AIM. Filter the entries below, keeping every line that has the word "arrow".
— START —
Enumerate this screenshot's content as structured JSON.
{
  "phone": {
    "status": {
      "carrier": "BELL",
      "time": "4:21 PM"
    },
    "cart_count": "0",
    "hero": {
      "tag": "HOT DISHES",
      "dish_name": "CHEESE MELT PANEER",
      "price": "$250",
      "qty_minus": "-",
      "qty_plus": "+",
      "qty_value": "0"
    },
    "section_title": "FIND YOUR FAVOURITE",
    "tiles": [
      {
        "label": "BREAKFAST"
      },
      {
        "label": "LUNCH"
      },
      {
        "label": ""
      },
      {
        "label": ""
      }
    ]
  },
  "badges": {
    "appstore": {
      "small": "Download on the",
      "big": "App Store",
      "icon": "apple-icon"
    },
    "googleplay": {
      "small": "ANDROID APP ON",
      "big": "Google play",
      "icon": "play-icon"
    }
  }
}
— END —
— START —
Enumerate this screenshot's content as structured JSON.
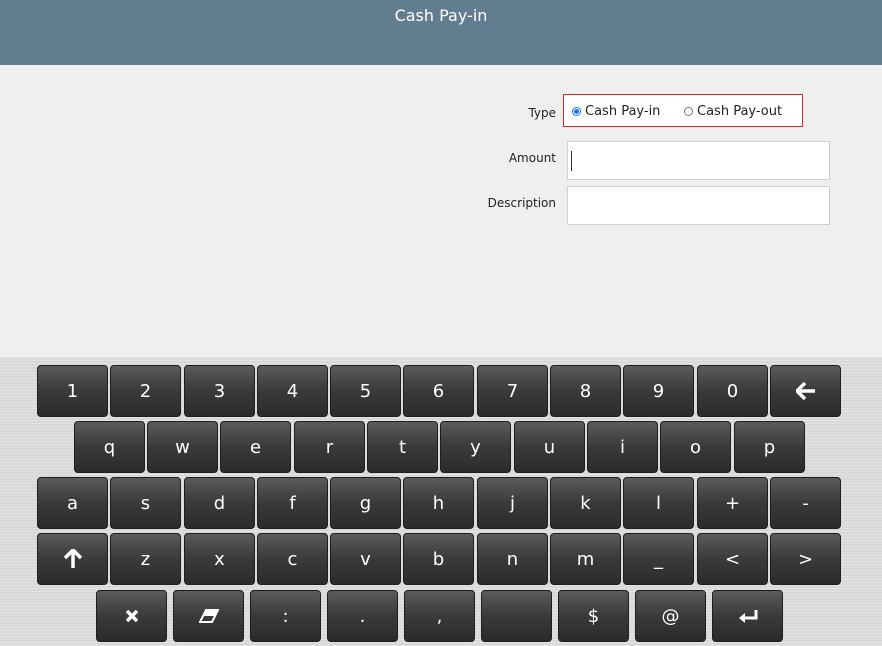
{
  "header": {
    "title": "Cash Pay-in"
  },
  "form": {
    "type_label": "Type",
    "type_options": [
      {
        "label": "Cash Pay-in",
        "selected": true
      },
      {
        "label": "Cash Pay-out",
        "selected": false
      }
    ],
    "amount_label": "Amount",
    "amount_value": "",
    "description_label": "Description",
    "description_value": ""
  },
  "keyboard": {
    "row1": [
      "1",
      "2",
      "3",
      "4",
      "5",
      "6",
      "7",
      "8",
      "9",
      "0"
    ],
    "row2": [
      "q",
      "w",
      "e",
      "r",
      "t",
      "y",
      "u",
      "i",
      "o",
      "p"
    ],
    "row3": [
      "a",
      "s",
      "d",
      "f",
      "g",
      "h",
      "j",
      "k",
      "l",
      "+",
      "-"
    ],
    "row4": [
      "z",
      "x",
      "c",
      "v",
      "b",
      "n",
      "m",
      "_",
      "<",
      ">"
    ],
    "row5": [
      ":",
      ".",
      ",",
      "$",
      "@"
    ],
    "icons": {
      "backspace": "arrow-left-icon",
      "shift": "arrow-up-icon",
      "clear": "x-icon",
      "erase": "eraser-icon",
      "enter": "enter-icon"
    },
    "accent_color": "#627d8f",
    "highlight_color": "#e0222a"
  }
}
— END —
RESULT OF THIS EXERCISE.
      "backspace": "arrow-left-icon",
      "shift": "arrow-up-icon",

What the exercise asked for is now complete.